═══ RECORDS FOR THE TASK ═══

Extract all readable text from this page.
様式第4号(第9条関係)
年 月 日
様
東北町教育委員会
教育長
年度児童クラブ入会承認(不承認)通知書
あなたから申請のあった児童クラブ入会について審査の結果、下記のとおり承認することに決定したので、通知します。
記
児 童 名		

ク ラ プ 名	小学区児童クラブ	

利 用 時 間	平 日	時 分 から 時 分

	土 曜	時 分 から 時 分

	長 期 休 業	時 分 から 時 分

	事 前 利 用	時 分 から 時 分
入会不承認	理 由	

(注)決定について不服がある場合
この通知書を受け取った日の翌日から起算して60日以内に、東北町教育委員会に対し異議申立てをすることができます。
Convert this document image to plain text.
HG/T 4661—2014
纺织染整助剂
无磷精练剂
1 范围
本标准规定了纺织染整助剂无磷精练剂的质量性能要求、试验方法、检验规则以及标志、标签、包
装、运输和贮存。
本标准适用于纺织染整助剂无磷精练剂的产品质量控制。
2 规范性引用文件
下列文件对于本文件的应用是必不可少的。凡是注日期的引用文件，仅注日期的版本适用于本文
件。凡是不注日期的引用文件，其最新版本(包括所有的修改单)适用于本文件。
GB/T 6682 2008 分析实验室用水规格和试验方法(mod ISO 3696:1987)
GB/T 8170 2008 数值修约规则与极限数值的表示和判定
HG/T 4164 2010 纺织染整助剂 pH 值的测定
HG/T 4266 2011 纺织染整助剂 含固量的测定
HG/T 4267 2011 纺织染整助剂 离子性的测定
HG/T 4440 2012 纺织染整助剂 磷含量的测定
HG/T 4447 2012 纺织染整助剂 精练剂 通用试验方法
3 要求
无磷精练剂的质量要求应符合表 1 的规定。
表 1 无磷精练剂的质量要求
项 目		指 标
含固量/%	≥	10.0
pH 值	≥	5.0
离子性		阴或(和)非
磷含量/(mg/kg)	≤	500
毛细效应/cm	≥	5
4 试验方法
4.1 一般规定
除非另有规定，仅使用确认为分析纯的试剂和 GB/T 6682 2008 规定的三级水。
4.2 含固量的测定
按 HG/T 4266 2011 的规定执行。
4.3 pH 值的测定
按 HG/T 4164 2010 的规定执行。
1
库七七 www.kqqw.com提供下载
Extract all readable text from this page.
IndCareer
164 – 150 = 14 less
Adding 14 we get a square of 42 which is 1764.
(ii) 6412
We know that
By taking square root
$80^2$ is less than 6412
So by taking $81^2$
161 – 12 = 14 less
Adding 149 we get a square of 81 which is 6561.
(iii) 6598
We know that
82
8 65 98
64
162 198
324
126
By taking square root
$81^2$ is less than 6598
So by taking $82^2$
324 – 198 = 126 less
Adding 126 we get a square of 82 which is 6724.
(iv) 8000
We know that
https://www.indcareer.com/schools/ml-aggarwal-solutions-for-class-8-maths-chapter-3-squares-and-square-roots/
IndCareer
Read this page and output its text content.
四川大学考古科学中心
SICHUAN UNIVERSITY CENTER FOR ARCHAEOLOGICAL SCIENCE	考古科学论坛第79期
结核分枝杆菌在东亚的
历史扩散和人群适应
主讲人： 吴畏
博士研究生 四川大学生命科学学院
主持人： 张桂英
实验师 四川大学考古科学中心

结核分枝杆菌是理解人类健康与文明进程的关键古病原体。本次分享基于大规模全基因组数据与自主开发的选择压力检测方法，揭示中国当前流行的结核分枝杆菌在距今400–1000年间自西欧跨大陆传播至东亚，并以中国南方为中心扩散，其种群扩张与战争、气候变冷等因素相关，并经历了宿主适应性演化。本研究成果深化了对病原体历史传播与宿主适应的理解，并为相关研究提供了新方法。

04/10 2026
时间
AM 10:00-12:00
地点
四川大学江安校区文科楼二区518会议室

═══

_YOUR GOAL_. Output the data above exactly, please, line for line.

_WORKED ANSWER_.
Extract all readable text from this page.
様式第4号(第9条関係)
年 月 日
様
東北町教育委員会
教育長
年度児童クラブ入会承認(不承認)通知書
あなたから申請のあった児童クラブ入会について審査の結果、下記のとおり承認することに決定したので、通知します。
記
児 童 名		

ク ラ プ 名	小学区児童クラブ	

利 用 時 間	平 日	時 分 から 時 分

	土 曜	時 分 から 時 分

	長 期 休 業	時 分 から 時 分

	事 前 利 用	時 分 から 時 分
入会不承認	理 由	

(注)決定について不服がある場合
この通知書を受け取った日の翌日から起算して60日以内に、東北町教育委員会に対し異議申立てをすることができます。
Convert this document image to plain text.
HG/T 4661—2014
纺织染整助剂
无磷精练剂
1 范围
本标准规定了纺织染整助剂无磷精练剂的质量性能要求、试验方法、检验规则以及标志、标签、包
装、运输和贮存。
本标准适用于纺织染整助剂无磷精练剂的产品质量控制。
2 规范性引用文件
下列文件对于本文件的应用是必不可少的。凡是注日期的引用文件，仅注日期的版本适用于本文
件。凡是不注日期的引用文件，其最新版本(包括所有的修改单)适用于本文件。
GB/T 6682 2008 分析实验室用水规格和试验方法(mod ISO 3696:1987)
GB/T 8170 2008 数值修约规则与极限数值的表示和判定
HG/T 4164 2010 纺织染整助剂 pH 值的测定
HG/T 4266 2011 纺织染整助剂 含固量的测定
HG/T 4267 2011 纺织染整助剂 离子性的测定
HG/T 4440 2012 纺织染整助剂 磷含量的测定
HG/T 4447 2012 纺织染整助剂 精练剂 通用试验方法
3 要求
无磷精练剂的质量要求应符合表 1 的规定。
表 1 无磷精练剂的质量要求
项 目		指 标
含固量/%	≥	10.0
pH 值	≥	5.0
离子性		阴或(和)非
磷含量/(mg/kg)	≤	500
毛细效应/cm	≥	5
4 试验方法
4.1 一般规定
除非另有规定，仅使用确认为分析纯的试剂和 GB/T 6682 2008 规定的三级水。
4.2 含固量的测定
按 HG/T 4266 2011 的规定执行。
4.3 pH 值的测定
按 HG/T 4164 2010 的规定执行。
1
库七七 www.kqqw.com提供下载
Extract all readable text from this page.
IndCareer
164 – 150 = 14 less
Adding 14 we get a square of 42 which is 1764.
(ii) 6412
We know that
By taking square root
$80^2$ is less than 6412
So by taking $81^2$
161 – 12 = 14 less
Adding 149 we get a square of 81 which is 6561.
(iii) 6598
We know that
82
8 65 98
64
162 198
324
126
By taking square root
$81^2$ is less than 6598
So by taking $82^2$
324 – 198 = 126 less
Adding 126 we get a square of 82 which is 6724.
(iv) 8000
We know that
https://www.indcareer.com/schools/ml-aggarwal-solutions-for-class-8-maths-chapter-3-squares-and-square-roots/
IndCareer
Read this page and output its text content.
四川大学考古科学中心
SICHUAN UNIVERSITY CENTER FOR ARCHAEOLOGICAL SCIENCE	考古科学论坛第79期
结核分枝杆菌在东亚的
历史扩散和人群适应
主讲人： 吴畏
博士研究生 四川大学生命科学学院
主持人： 张桂英
实验师 四川大学考古科学中心

结核分枝杆菌是理解人类健康与文明进程的关键古病原体。本次分享基于大规模全基因组数据与自主开发的选择压力检测方法，揭示中国当前流行的结核分枝杆菌在距今400–1000年间自西欧跨大陆传播至东亚，并以中国南方为中心扩散，其种群扩张与战争、气候变冷等因素相关，并经历了宿主适应性演化。本研究成果深化了对病原体历史传播与宿主适应的理解，并为相关研究提供了新方法。

04/10 2026
时间
AM 10:00-12:00
地点
四川大学江安校区文科楼二区518会议室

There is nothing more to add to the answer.